Material for the task =
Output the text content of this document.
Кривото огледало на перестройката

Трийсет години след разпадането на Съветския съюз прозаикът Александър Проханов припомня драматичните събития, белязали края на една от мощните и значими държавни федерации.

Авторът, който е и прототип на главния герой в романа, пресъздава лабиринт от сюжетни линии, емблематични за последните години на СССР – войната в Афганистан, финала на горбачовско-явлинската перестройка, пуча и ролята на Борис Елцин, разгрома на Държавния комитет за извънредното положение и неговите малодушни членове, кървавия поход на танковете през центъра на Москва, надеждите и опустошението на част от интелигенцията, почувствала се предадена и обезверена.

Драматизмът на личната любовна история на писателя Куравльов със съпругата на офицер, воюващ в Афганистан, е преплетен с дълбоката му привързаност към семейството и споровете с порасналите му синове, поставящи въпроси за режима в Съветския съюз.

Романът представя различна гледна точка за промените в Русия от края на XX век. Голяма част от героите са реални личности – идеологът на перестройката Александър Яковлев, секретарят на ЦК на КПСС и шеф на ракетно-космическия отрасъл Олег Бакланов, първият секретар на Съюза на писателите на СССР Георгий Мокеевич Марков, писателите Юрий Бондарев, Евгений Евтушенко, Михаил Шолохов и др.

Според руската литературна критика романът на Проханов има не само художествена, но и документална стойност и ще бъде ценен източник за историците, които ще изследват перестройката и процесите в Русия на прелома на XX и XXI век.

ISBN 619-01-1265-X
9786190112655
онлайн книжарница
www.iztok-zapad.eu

What you are asked to do = Return from the data every line that holds "СССР".

Reply to the exercise =
Авторът, който е и прототип на главния герой в романа, пресъздава лабиринт от сюжетни линии, емблематични за последните години на СССР – войната в Афганистан, финала на горбачовско-явлинската перестройка, пуча и ролята на Борис Елцин, разгрома на Държавния комитет за извънредното положение и неговите малодушни членове, кървавия поход на танковете през центъра на Москва, надеждите и опустошението на част от интелигенцията, почувствала се предадена и обезверена.
Романът представя различна гледна точка за промените в Русия от края на XX век. Голяма част от героите са реални личности – идеологът на перестройката Александър Яковлев, секретарят на ЦК на КПСС и шеф на ракетно-космическия отрасъл Олег Бакланов, първият секретар на Съюза на писателите на СССР Георгий Мокеевич Марков, писателите Юрий Бондарев, Евгений Евтушенко, Михаил Шолохов и др.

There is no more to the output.